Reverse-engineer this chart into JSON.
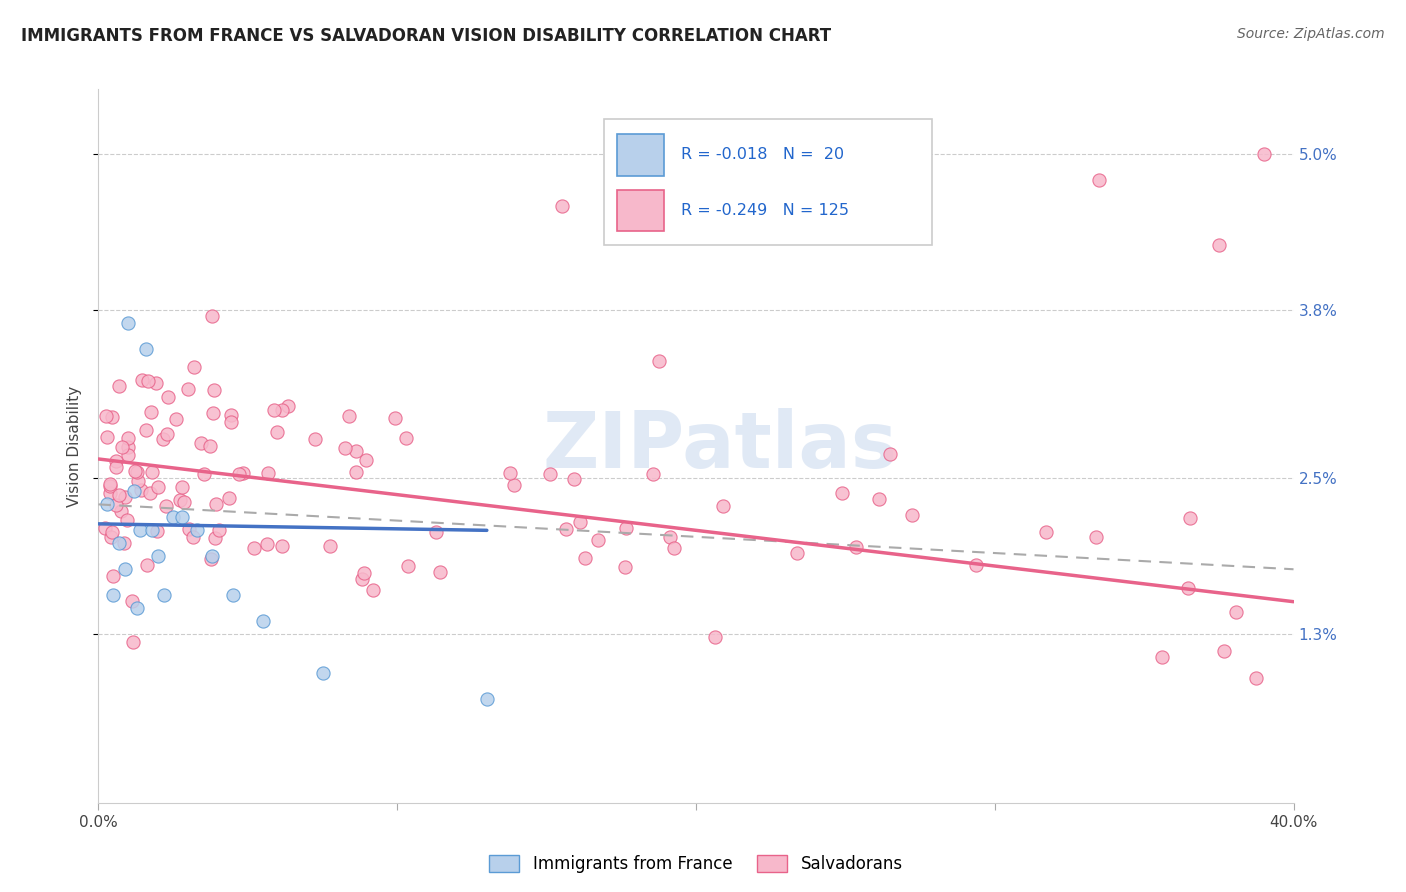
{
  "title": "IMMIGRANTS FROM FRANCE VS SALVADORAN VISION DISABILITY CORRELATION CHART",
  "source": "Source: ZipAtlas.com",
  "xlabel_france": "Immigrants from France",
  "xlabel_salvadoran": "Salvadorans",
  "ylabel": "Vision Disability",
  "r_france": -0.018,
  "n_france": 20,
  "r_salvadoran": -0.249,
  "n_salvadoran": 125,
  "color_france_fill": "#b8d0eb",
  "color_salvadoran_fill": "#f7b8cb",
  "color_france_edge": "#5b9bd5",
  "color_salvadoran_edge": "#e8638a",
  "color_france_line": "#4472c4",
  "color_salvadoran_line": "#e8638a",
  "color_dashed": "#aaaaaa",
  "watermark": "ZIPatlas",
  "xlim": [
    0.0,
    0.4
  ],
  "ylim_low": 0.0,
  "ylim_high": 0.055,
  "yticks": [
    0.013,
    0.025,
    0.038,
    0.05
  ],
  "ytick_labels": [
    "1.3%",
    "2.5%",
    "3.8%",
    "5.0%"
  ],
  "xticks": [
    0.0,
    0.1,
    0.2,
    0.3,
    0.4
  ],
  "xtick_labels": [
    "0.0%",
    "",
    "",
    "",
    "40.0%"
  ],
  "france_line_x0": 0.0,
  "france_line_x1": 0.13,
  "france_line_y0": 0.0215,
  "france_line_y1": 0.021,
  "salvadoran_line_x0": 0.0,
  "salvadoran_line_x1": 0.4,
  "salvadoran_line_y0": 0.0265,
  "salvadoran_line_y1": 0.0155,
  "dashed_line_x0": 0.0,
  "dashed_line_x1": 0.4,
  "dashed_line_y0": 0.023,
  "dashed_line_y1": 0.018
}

WHAT IS NEEDED:
Apart from the pictures, the entries above are to be repeated in full and exactly.

TASK ANSWER:
Reverse-engineer this chart into JSON.
{
  "title": "IMMIGRANTS FROM FRANCE VS SALVADORAN VISION DISABILITY CORRELATION CHART",
  "source": "Source: ZipAtlas.com",
  "xlabel_france": "Immigrants from France",
  "xlabel_salvadoran": "Salvadorans",
  "ylabel": "Vision Disability",
  "r_france": -0.018,
  "n_france": 20,
  "r_salvadoran": -0.249,
  "n_salvadoran": 125,
  "color_france_fill": "#b8d0eb",
  "color_salvadoran_fill": "#f7b8cb",
  "color_france_edge": "#5b9bd5",
  "color_salvadoran_edge": "#e8638a",
  "color_france_line": "#4472c4",
  "color_salvadoran_line": "#e8638a",
  "color_dashed": "#aaaaaa",
  "watermark": "ZIPatlas",
  "xlim": [
    0.0,
    0.4
  ],
  "ylim_low": 0.0,
  "ylim_high": 0.055,
  "yticks": [
    0.013,
    0.025,
    0.038,
    0.05
  ],
  "ytick_labels": [
    "1.3%",
    "2.5%",
    "3.8%",
    "5.0%"
  ],
  "xticks": [
    0.0,
    0.1,
    0.2,
    0.3,
    0.4
  ],
  "xtick_labels": [
    "0.0%",
    "",
    "",
    "",
    "40.0%"
  ],
  "france_line_x0": 0.0,
  "france_line_x1": 0.13,
  "france_line_y0": 0.0215,
  "france_line_y1": 0.021,
  "salvadoran_line_x0": 0.0,
  "salvadoran_line_x1": 0.4,
  "salvadoran_line_y0": 0.0265,
  "salvadoran_line_y1": 0.0155,
  "dashed_line_x0": 0.0,
  "dashed_line_x1": 0.4,
  "dashed_line_y0": 0.023,
  "dashed_line_y1": 0.018
}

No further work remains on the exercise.